Problem requirements
Pick out every line that holds the string "会东县鲹鱼河镇杉松村" and copy it.

*****

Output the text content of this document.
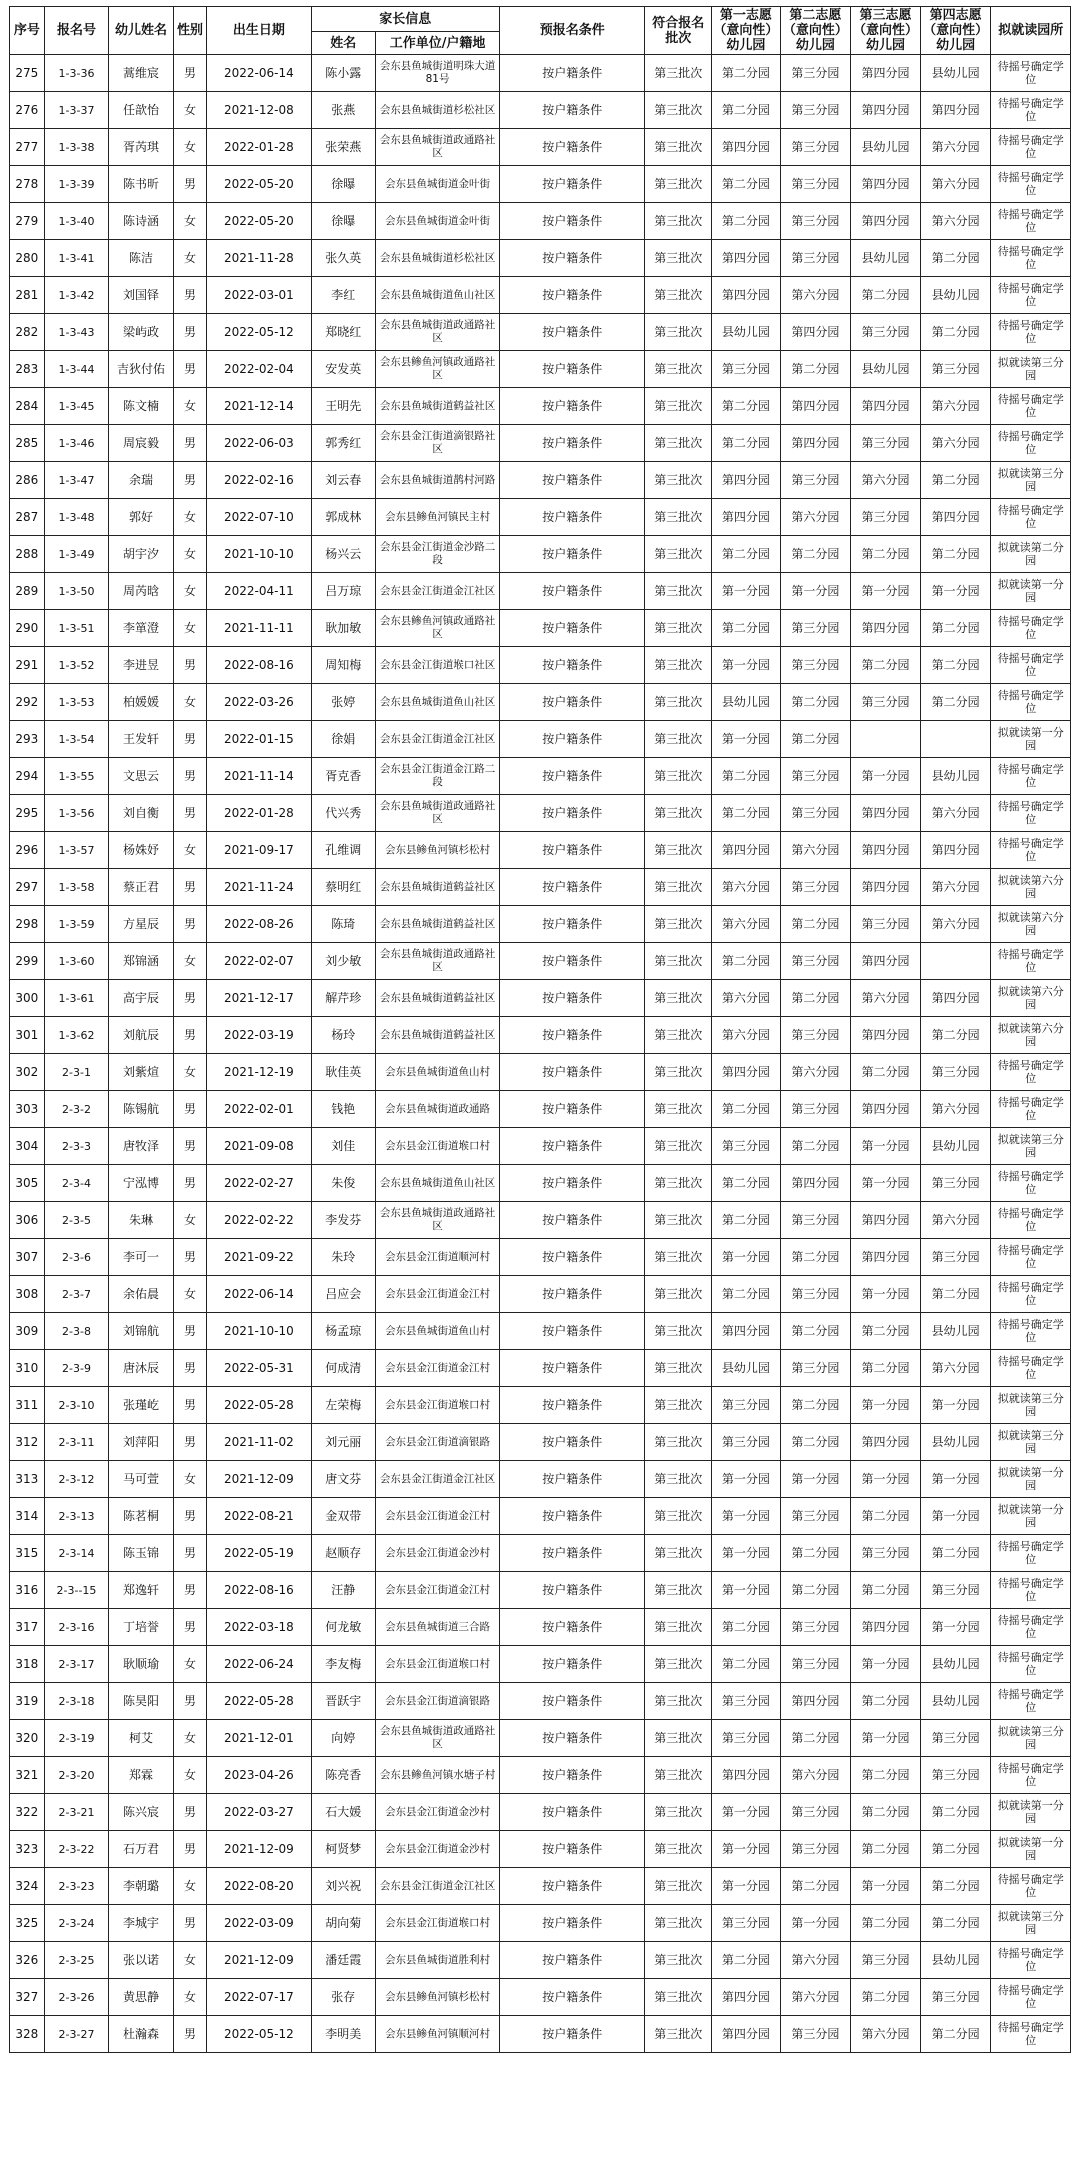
序号	报名号	幼儿姓名	性别	出生日期	家长信息		预报名条件	符合报名批次	第一志愿（意向性）幼儿园	第二志愿（意向性）幼儿园	第三志愿（意向性）幼儿园	第四志愿（意向性）幼儿园	拟就读园所
					姓名	工作单位/户籍地							
275	1-3-36	蒿维宸	男	2022-06-14	陈小露	会东县鱼城街道明珠大道81号	按户籍条件	第三批次	第二分园	第三分园	第四分园	县幼儿园	待摇号确定学位
276	1-3-37	任歆怡	女	2021-12-08	张燕	会东县鱼城街道杉松社区	按户籍条件	第三批次	第二分园	第三分园	第四分园	第四分园	待摇号确定学位
277	1-3-38	胥芮琪	女	2022-01-28	张荣燕	会东县鱼城街道政通路社区	按户籍条件	第三批次	第四分园	第三分园	县幼儿园	第六分园	待摇号确定学位
278	1-3-39	陈书昕	男	2022-05-20	徐曝	会东县鱼城街道金叶街	按户籍条件	第三批次	第二分园	第三分园	第四分园	第六分园	待摇号确定学位
279	1-3-40	陈诗涵	女	2022-05-20	徐曝	会东县鱼城街道金叶街	按户籍条件	第三批次	第二分园	第三分园	第四分园	第六分园	待摇号确定学位
280	1-3-41	陈洁	女	2021-11-28	张久英	会东县鱼城街道杉松社区	按户籍条件	第三批次	第四分园	第三分园	县幼儿园	第二分园	待摇号确定学位
281	1-3-42	刘国铎	男	2022-03-01	李红	会东县鱼城街道鱼山社区	按户籍条件	第三批次	第四分园	第六分园	第二分园	县幼儿园	待摇号确定学位
282	1-3-43	梁屿政	男	2022-05-12	郑晓红	会东县鱼城街道政通路社区	按户籍条件	第三批次	县幼儿园	第四分园	第三分园	第二分园	待摇号确定学位
283	1-3-44	吉狄付佑	男	2022-02-04	安发英	会东县鲹鱼河镇政通路社区	按户籍条件	第三批次	第三分园	第二分园	县幼儿园	第三分园	拟就读第三分园
284	1-3-45	陈文楠	女	2021-12-14	王明先	会东县鱼城街道鹤益社区	按户籍条件	第三批次	第二分园	第四分园	第四分园	第六分园	待摇号确定学位
285	1-3-46	周宸毅	男	2022-06-03	郭秀红	会东县金江街道滴银路社区	按户籍条件	第三批次	第二分园	第四分园	第三分园	第六分园	待摇号确定学位
286	1-3-47	余瑞	男	2022-02-16	刘云春	会东县鱼城街道鹊村河路	按户籍条件	第三批次	第四分园	第三分园	第六分园	第二分园	拟就读第三分园
287	1-3-48	郭好	女	2022-07-10	郭成林	会东县鲹鱼河镇民主村	按户籍条件	第三批次	第四分园	第六分园	第三分园	第四分园	待摇号确定学位
288	1-3-49	胡宇汐	女	2021-10-10	杨兴云	会东县金江街道金沙路二段	按户籍条件	第三批次	第二分园	第二分园	第二分园	第二分园	拟就读第二分园
289	1-3-50	周芮晗	女	2022-04-11	吕万琼	会东县金江街道金江社区	按户籍条件	第三批次	第一分园	第一分园	第一分园	第一分园	拟就读第一分园
290	1-3-51	李箪澄	女	2021-11-11	耿加敏	会东县鲹鱼河镇政通路社区	按户籍条件	第三批次	第二分园	第三分园	第四分园	第二分园	待摇号确定学位
291	1-3-52	李进昱	男	2022-08-16	周知梅	会东县金江街道堠口社区	按户籍条件	第三批次	第一分园	第三分园	第二分园	第二分园	待摇号确定学位
292	1-3-53	柏媛媛	女	2022-03-26	张婷	会东县鱼城街道鱼山社区	按户籍条件	第三批次	县幼儿园	第二分园	第三分园	第二分园	待摇号确定学位
293	1-3-54	王发轩	男	2022-01-15	徐娟	会东县金江街道金江社区	按户籍条件	第三批次	第一分园	第二分园			拟就读第一分园
294	1-3-55	文思云	男	2021-11-14	胥克香	会东县金江街道金江路二段	按户籍条件	第三批次	第二分园	第三分园	第一分园	县幼儿园	待摇号确定学位
295	1-3-56	刘自衡	男	2022-01-28	代兴秀	会东县鱼城街道政通路社区	按户籍条件	第三批次	第二分园	第三分园	第四分园	第六分园	待摇号确定学位
296	1-3-57	杨姝妤	女	2021-09-17	孔维调	会东县鲹鱼河镇杉松村	按户籍条件	第三批次	第四分园	第六分园	第四分园	第四分园	待摇号确定学位
297	1-3-58	蔡正君	男	2021-11-24	蔡明红	会东县鱼城街道鹤益社区	按户籍条件	第三批次	第六分园	第三分园	第四分园	第六分园	拟就读第六分园
298	1-3-59	方星辰	男	2022-08-26	陈琦	会东县鱼城街道鹤益社区	按户籍条件	第三批次	第六分园	第二分园	第三分园	第六分园	拟就读第六分园
299	1-3-60	郑锦涵	女	2022-02-07	刘少敏	会东县鱼城街道政通路社区	按户籍条件	第三批次	第二分园	第三分园	第四分园		待摇号确定学位
300	1-3-61	高宇辰	男	2021-12-17	解芹珍	会东县鱼城街道鹤益社区	按户籍条件	第三批次	第六分园	第二分园	第六分园	第四分园	拟就读第六分园
301	1-3-62	刘航辰	男	2022-03-19	杨玲	会东县鱼城街道鹤益社区	按户籍条件	第三批次	第六分园	第三分园	第四分园	第二分园	拟就读第六分园
302	2-3-1	刘紫煊	女	2021-12-19	耿佳英	会东县鱼城街道鱼山村	按户籍条件	第三批次	第四分园	第六分园	第二分园	第三分园	待摇号确定学位
303	2-3-2	陈锡航	男	2022-02-01	钱艳	会东县鱼城街道政通路	按户籍条件	第三批次	第二分园	第三分园	第四分园	第六分园	待摇号确定学位
304	2-3-3	唐牧泽	男	2021-09-08	刘佳	会东县金江街道堠口村	按户籍条件	第三批次	第三分园	第二分园	第一分园	县幼儿园	拟就读第三分园
305	2-3-4	宁泓博	男	2022-02-27	朱俊	会东县鱼城街道鱼山社区	按户籍条件	第三批次	第二分园	第四分园	第一分园	第三分园	待摇号确定学位
306	2-3-5	朱琳	女	2022-02-22	李发芬	会东县鱼城街道政通路社区	按户籍条件	第三批次	第二分园	第三分园	第四分园	第六分园	待摇号确定学位
307	2-3-6	李可一	男	2021-09-22	朱玲	会东县金江街道顺河村	按户籍条件	第三批次	第一分园	第二分园	第四分园	第三分园	待摇号确定学位
308	2-3-7	余佑晨	女	2022-06-14	吕应会	会东县金江街道金江村	按户籍条件	第三批次	第二分园	第三分园	第一分园	第二分园	待摇号确定学位
309	2-3-8	刘锦航	男	2021-10-10	杨孟琼	会东县鱼城街道鱼山村	按户籍条件	第三批次	第四分园	第二分园	第二分园	县幼儿园	待摇号确定学位
310	2-3-9	唐沐辰	男	2022-05-31	何成清	会东县金江街道金江村	按户籍条件	第三批次	县幼儿园	第三分园	第二分园	第六分园	待摇号确定学位
311	2-3-10	张瑾屹	男	2022-05-28	左荣梅	会东县金江街道堠口村	按户籍条件	第三批次	第三分园	第二分园	第一分园	第一分园	拟就读第三分园
312	2-3-11	刘萍阳	男	2021-11-02	刘元丽	会东县金江街道滴银路	按户籍条件	第三批次	第三分园	第二分园	第四分园	县幼儿园	拟就读第三分园
313	2-3-12	马可萱	女	2021-12-09	唐文芬	会东县金江街道金江社区	按户籍条件	第三批次	第一分园	第一分园	第一分园	第一分园	拟就读第一分园
314	2-3-13	陈茗桐	男	2022-08-21	金双带	会东县金江街道金江村	按户籍条件	第三批次	第一分园	第三分园	第二分园	第一分园	拟就读第一分园
315	2-3-14	陈玉锦	男	2022-05-19	赵顺存	会东县金江街道金沙村	按户籍条件	第三批次	第一分园	第二分园	第三分园	第二分园	待摇号确定学位
316	2-3--15	郑逸轩	男	2022-08-16	汪静	会东县金江街道金江村	按户籍条件	第三批次	第一分园	第二分园	第二分园	第三分园	待摇号确定学位
317	2-3-16	丁培誉	男	2022-03-18	何龙敏	会东县鱼城街道三合路	按户籍条件	第三批次	第二分园	第三分园	第四分园	第一分园	待摇号确定学位
318	2-3-17	耿顺瑜	女	2022-06-24	李友梅	会东县金江街道堠口村	按户籍条件	第三批次	第二分园	第三分园	第一分园	县幼儿园	待摇号确定学位
319	2-3-18	陈昊阳	男	2022-05-28	晋跃宇	会东县金江街道滴银路	按户籍条件	第三批次	第三分园	第四分园	第二分园	县幼儿园	待摇号确定学位
320	2-3-19	柯艾	女	2021-12-01	向婷	会东县鱼城街道政通路社区	按户籍条件	第三批次	第三分园	第二分园	第一分园	第三分园	拟就读第三分园
321	2-3-20	郑霖	女	2023-04-26	陈亮香	会东县鲹鱼河镇水塘子村	按户籍条件	第三批次	第四分园	第六分园	第二分园	第三分园	待摇号确定学位
322	2-3-21	陈兴宸	男	2022-03-27	石大媛	会东县金江街道金沙村	按户籍条件	第三批次	第一分园	第三分园	第二分园	第二分园	拟就读第一分园
323	2-3-22	石万君	男	2021-12-09	柯贤梦	会东县金江街道金沙村	按户籍条件	第三批次	第一分园	第三分园	第二分园	第二分园	拟就读第一分园
324	2-3-23	李朝璐	女	2022-08-20	刘兴祝	会东县金江街道金江社区	按户籍条件	第三批次	第一分园	第二分园	第一分园	第二分园	待摇号确定学位
325	2-3-24	李城宇	男	2022-03-09	胡向菊	会东县金江街道堠口村	按户籍条件	第三批次	第三分园	第一分园	第二分园	第二分园	拟就读第三分园
326	2-3-25	张以诺	女	2021-12-09	潘廷霞	会东县鱼城街道胜利村	按户籍条件	第三批次	第二分园	第六分园	第三分园	县幼儿园	待摇号确定学位
327	2-3-26	黄思静	女	2022-07-17	张存	会东县鲹鱼河镇杉松村	按户籍条件	第三批次	第四分园	第六分园	第二分园	第三分园	待摇号确定学位
328	2-3-27	杜瀚森	男	2022-05-12	李明美	会东县鲹鱼河镇顺河村	按户籍条件	第三批次	第四分园	第三分园	第六分园	第二分园	待摇号确定学位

*****

The completed task
296	1-3-57	杨姝妤	女	2021-09-17	孔维调	会东县鲹鱼河镇杉松村	按户籍条件	第三批次	第四分园	第六分园	第四分园	第四分园	待摇号确定学位
327	2-3-26	黄思静	女	2022-07-17	张存	会东县鲹鱼河镇杉松村	按户籍条件	第三批次	第四分园	第六分园	第二分园	第三分园	待摇号确定学位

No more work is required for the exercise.